* PROBLEM TO WORK ON *
Within the listing below, locate all lines containing the word "Impressions". Copy each one.
** start **
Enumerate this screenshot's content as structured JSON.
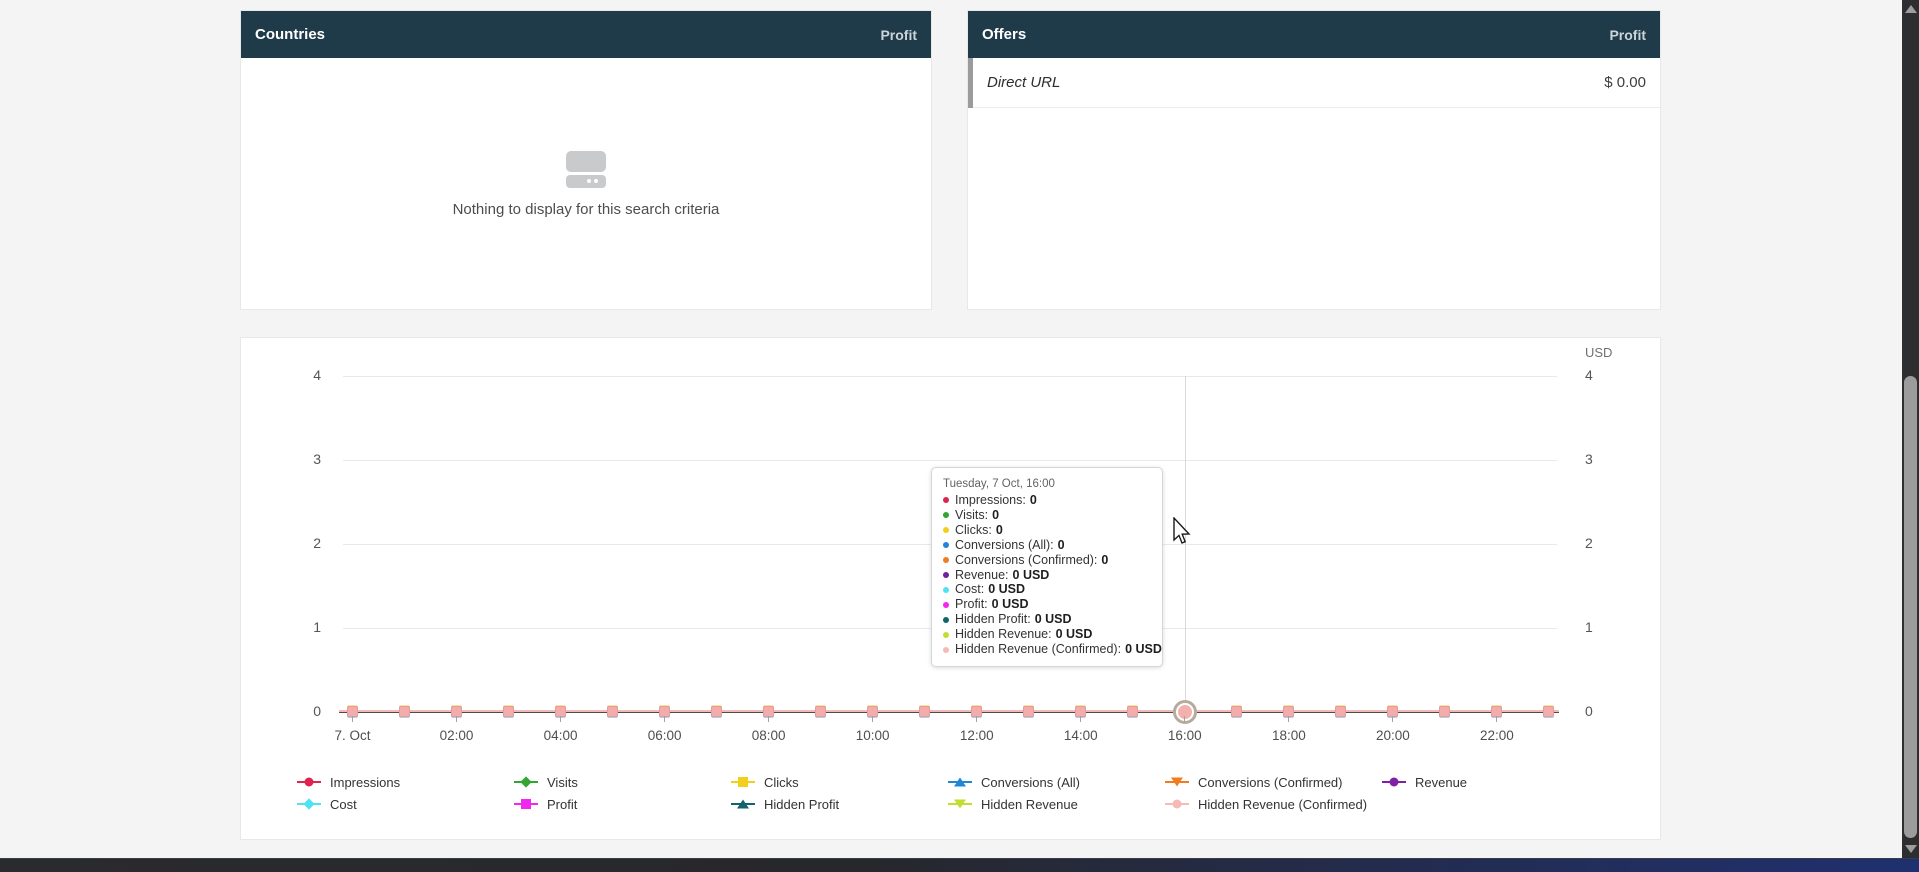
{
  "countries_panel": {
    "title": "Countries",
    "metric": "Profit",
    "empty_text": "Nothing to display for this search criteria"
  },
  "offers_panel": {
    "title": "Offers",
    "metric": "Profit",
    "rows": [
      {
        "name": "Direct URL",
        "value": "$ 0.00"
      }
    ]
  },
  "chart_data": {
    "type": "line",
    "title": "",
    "unit": "USD",
    "ylim": [
      0,
      4
    ],
    "y_ticks": [
      4,
      3,
      2,
      1,
      0
    ],
    "grid": true,
    "legend_position": "bottom",
    "x": [
      "00:00",
      "01:00",
      "02:00",
      "03:00",
      "04:00",
      "05:00",
      "06:00",
      "07:00",
      "08:00",
      "09:00",
      "10:00",
      "11:00",
      "12:00",
      "13:00",
      "14:00",
      "15:00",
      "16:00",
      "17:00",
      "18:00",
      "19:00",
      "20:00",
      "21:00",
      "22:00",
      "23:00"
    ],
    "x_tick_labels": [
      "7. Oct",
      "02:00",
      "04:00",
      "06:00",
      "08:00",
      "10:00",
      "12:00",
      "14:00",
      "16:00",
      "18:00",
      "20:00",
      "22:00"
    ],
    "hover_index": 16,
    "series": [
      {
        "name": "Impressions",
        "color": "#e0234e",
        "marker": "circle",
        "values": [
          0,
          0,
          0,
          0,
          0,
          0,
          0,
          0,
          0,
          0,
          0,
          0,
          0,
          0,
          0,
          0,
          0,
          0,
          0,
          0,
          0,
          0,
          0,
          0
        ]
      },
      {
        "name": "Visits",
        "color": "#35a433",
        "marker": "diamond",
        "values": [
          0,
          0,
          0,
          0,
          0,
          0,
          0,
          0,
          0,
          0,
          0,
          0,
          0,
          0,
          0,
          0,
          0,
          0,
          0,
          0,
          0,
          0,
          0,
          0
        ]
      },
      {
        "name": "Clicks",
        "color": "#f2cf1d",
        "marker": "square",
        "values": [
          0,
          0,
          0,
          0,
          0,
          0,
          0,
          0,
          0,
          0,
          0,
          0,
          0,
          0,
          0,
          0,
          0,
          0,
          0,
          0,
          0,
          0,
          0,
          0
        ]
      },
      {
        "name": "Conversions (All)",
        "color": "#2086d6",
        "marker": "triangle-up",
        "values": [
          0,
          0,
          0,
          0,
          0,
          0,
          0,
          0,
          0,
          0,
          0,
          0,
          0,
          0,
          0,
          0,
          0,
          0,
          0,
          0,
          0,
          0,
          0,
          0
        ]
      },
      {
        "name": "Conversions (Confirmed)",
        "color": "#f07c22",
        "marker": "triangle-down",
        "values": [
          0,
          0,
          0,
          0,
          0,
          0,
          0,
          0,
          0,
          0,
          0,
          0,
          0,
          0,
          0,
          0,
          0,
          0,
          0,
          0,
          0,
          0,
          0,
          0
        ]
      },
      {
        "name": "Revenue",
        "color": "#7e21a5",
        "marker": "circle",
        "values": [
          0,
          0,
          0,
          0,
          0,
          0,
          0,
          0,
          0,
          0,
          0,
          0,
          0,
          0,
          0,
          0,
          0,
          0,
          0,
          0,
          0,
          0,
          0,
          0
        ]
      },
      {
        "name": "Cost",
        "color": "#4fe3f2",
        "marker": "diamond",
        "values": [
          0,
          0,
          0,
          0,
          0,
          0,
          0,
          0,
          0,
          0,
          0,
          0,
          0,
          0,
          0,
          0,
          0,
          0,
          0,
          0,
          0,
          0,
          0,
          0
        ]
      },
      {
        "name": "Profit",
        "color": "#ee28ee",
        "marker": "square",
        "values": [
          0,
          0,
          0,
          0,
          0,
          0,
          0,
          0,
          0,
          0,
          0,
          0,
          0,
          0,
          0,
          0,
          0,
          0,
          0,
          0,
          0,
          0,
          0,
          0
        ]
      },
      {
        "name": "Hidden Profit",
        "color": "#11636c",
        "marker": "triangle-up",
        "values": [
          0,
          0,
          0,
          0,
          0,
          0,
          0,
          0,
          0,
          0,
          0,
          0,
          0,
          0,
          0,
          0,
          0,
          0,
          0,
          0,
          0,
          0,
          0,
          0
        ]
      },
      {
        "name": "Hidden Revenue",
        "color": "#c3dd33",
        "marker": "triangle-down",
        "values": [
          0,
          0,
          0,
          0,
          0,
          0,
          0,
          0,
          0,
          0,
          0,
          0,
          0,
          0,
          0,
          0,
          0,
          0,
          0,
          0,
          0,
          0,
          0,
          0
        ]
      },
      {
        "name": "Hidden Revenue (Confirmed)",
        "color": "#f5bab6",
        "marker": "circle",
        "values": [
          0,
          0,
          0,
          0,
          0,
          0,
          0,
          0,
          0,
          0,
          0,
          0,
          0,
          0,
          0,
          0,
          0,
          0,
          0,
          0,
          0,
          0,
          0,
          0
        ]
      }
    ]
  },
  "tooltip": {
    "title": "Tuesday, 7 Oct, 16:00",
    "rows": [
      {
        "label": "Impressions:",
        "value": "0",
        "color": "#e0234e"
      },
      {
        "label": "Visits:",
        "value": "0",
        "color": "#35a433"
      },
      {
        "label": "Clicks:",
        "value": "0",
        "color": "#f2cf1d"
      },
      {
        "label": "Conversions (All):",
        "value": "0",
        "color": "#2086d6"
      },
      {
        "label": "Conversions (Confirmed):",
        "value": "0",
        "color": "#f07c22"
      },
      {
        "label": "Revenue:",
        "value": "0 USD",
        "color": "#701f9e"
      },
      {
        "label": "Cost:",
        "value": "0 USD",
        "color": "#4fe3f2"
      },
      {
        "label": "Profit:",
        "value": "0 USD",
        "color": "#ee28ee"
      },
      {
        "label": "Hidden Profit:",
        "value": "0 USD",
        "color": "#11636c"
      },
      {
        "label": "Hidden Revenue:",
        "value": "0 USD",
        "color": "#c3dd33"
      },
      {
        "label": "Hidden Revenue (Confirmed):",
        "value": "0 USD",
        "color": "#f5bab6"
      }
    ]
  },
  "legend": {
    "items": [
      {
        "label": "Impressions",
        "color": "#e0234e",
        "shape": "circle"
      },
      {
        "label": "Visits",
        "color": "#35a433",
        "shape": "diamond"
      },
      {
        "label": "Clicks",
        "color": "#f2cf1d",
        "shape": "square"
      },
      {
        "label": "Conversions (All)",
        "color": "#2086d6",
        "shape": "triangle-up"
      },
      {
        "label": "Conversions (Confirmed)",
        "color": "#f07c22",
        "shape": "triangle-down"
      },
      {
        "label": "Revenue",
        "color": "#7e21a5",
        "shape": "circle"
      },
      {
        "label": "Cost",
        "color": "#4fe3f2",
        "shape": "diamond"
      },
      {
        "label": "Profit",
        "color": "#ee28ee",
        "shape": "square"
      },
      {
        "label": "Hidden Profit",
        "color": "#11636c",
        "shape": "triangle-up"
      },
      {
        "label": "Hidden Revenue",
        "color": "#c3dd33",
        "shape": "triangle-down"
      },
      {
        "label": "Hidden Revenue (Confirmed)",
        "color": "#f5bab6",
        "shape": "circle"
      }
    ]
  }
}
** end **
* TASK OUTPUT *
        "name": "Impressions",
        "label": "Impressions:",
        "label": "Impressions",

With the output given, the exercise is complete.